◆ Task prompt: Using the listing below, extract each line that has the word "JSON" in it.

◆ Dataset records:
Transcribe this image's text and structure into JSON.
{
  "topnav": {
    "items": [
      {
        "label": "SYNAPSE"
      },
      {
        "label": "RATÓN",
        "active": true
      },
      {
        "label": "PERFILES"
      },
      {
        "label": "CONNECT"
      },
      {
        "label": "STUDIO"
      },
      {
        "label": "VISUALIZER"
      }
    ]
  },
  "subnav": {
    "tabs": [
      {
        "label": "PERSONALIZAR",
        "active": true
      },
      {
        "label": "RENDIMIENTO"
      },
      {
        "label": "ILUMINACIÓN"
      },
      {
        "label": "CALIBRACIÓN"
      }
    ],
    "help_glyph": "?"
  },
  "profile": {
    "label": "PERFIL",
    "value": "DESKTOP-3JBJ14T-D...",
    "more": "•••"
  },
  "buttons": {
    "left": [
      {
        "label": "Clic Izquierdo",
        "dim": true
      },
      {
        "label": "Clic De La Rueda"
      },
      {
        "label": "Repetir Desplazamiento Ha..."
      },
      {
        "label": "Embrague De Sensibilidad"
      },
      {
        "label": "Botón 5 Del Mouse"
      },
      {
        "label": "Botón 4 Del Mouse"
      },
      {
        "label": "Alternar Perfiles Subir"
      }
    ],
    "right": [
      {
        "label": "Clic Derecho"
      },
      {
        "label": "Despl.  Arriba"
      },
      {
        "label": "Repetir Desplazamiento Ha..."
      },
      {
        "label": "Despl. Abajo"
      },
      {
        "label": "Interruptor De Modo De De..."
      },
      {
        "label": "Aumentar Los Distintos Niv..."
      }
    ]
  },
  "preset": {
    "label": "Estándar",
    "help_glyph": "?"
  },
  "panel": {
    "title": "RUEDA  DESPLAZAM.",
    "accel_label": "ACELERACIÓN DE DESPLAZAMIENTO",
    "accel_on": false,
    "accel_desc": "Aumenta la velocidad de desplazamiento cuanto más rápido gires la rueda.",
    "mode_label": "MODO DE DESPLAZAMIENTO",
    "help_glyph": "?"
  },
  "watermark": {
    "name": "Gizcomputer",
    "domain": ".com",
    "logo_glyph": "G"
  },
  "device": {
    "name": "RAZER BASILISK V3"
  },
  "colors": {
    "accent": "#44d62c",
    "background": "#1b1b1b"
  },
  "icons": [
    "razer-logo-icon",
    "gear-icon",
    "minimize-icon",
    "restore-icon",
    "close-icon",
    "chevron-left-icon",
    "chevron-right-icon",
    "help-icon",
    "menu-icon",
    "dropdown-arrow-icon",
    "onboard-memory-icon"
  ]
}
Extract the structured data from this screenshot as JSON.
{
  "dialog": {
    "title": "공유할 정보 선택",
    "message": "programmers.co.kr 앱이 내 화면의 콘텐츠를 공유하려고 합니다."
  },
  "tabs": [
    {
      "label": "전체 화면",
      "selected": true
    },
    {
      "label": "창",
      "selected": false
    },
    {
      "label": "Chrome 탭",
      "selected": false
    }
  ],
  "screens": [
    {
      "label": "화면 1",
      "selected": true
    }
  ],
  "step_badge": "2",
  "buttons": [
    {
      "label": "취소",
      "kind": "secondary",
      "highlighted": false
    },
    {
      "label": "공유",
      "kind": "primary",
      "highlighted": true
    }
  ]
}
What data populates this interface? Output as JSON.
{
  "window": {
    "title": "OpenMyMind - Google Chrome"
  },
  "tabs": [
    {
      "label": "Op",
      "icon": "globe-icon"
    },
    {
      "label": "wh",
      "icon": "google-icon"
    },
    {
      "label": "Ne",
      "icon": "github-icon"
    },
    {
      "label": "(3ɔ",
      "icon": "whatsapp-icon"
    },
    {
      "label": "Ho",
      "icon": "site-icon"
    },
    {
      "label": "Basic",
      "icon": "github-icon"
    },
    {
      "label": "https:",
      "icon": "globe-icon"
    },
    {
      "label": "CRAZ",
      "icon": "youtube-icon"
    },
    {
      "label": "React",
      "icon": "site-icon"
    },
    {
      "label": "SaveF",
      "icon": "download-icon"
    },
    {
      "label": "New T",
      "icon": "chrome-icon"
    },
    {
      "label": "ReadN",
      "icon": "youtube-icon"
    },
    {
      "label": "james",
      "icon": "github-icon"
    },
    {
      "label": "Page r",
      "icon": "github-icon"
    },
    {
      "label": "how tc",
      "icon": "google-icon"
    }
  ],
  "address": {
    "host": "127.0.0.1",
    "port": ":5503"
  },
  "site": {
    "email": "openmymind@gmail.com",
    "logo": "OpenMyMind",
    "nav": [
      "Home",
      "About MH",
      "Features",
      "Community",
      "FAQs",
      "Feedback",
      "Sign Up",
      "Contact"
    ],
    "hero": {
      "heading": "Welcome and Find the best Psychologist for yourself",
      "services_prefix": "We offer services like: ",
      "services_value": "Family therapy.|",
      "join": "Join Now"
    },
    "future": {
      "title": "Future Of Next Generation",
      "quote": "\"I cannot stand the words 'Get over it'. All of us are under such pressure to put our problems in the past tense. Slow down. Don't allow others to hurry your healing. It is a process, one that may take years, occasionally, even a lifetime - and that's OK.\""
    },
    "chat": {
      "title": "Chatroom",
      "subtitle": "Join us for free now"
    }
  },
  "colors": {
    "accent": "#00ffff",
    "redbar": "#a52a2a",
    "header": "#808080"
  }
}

◆ Solved problem:
Transcribe this image's text and structure into JSON.
Extract the structured data from this screenshot as JSON.
What data populates this interface? Output as JSON.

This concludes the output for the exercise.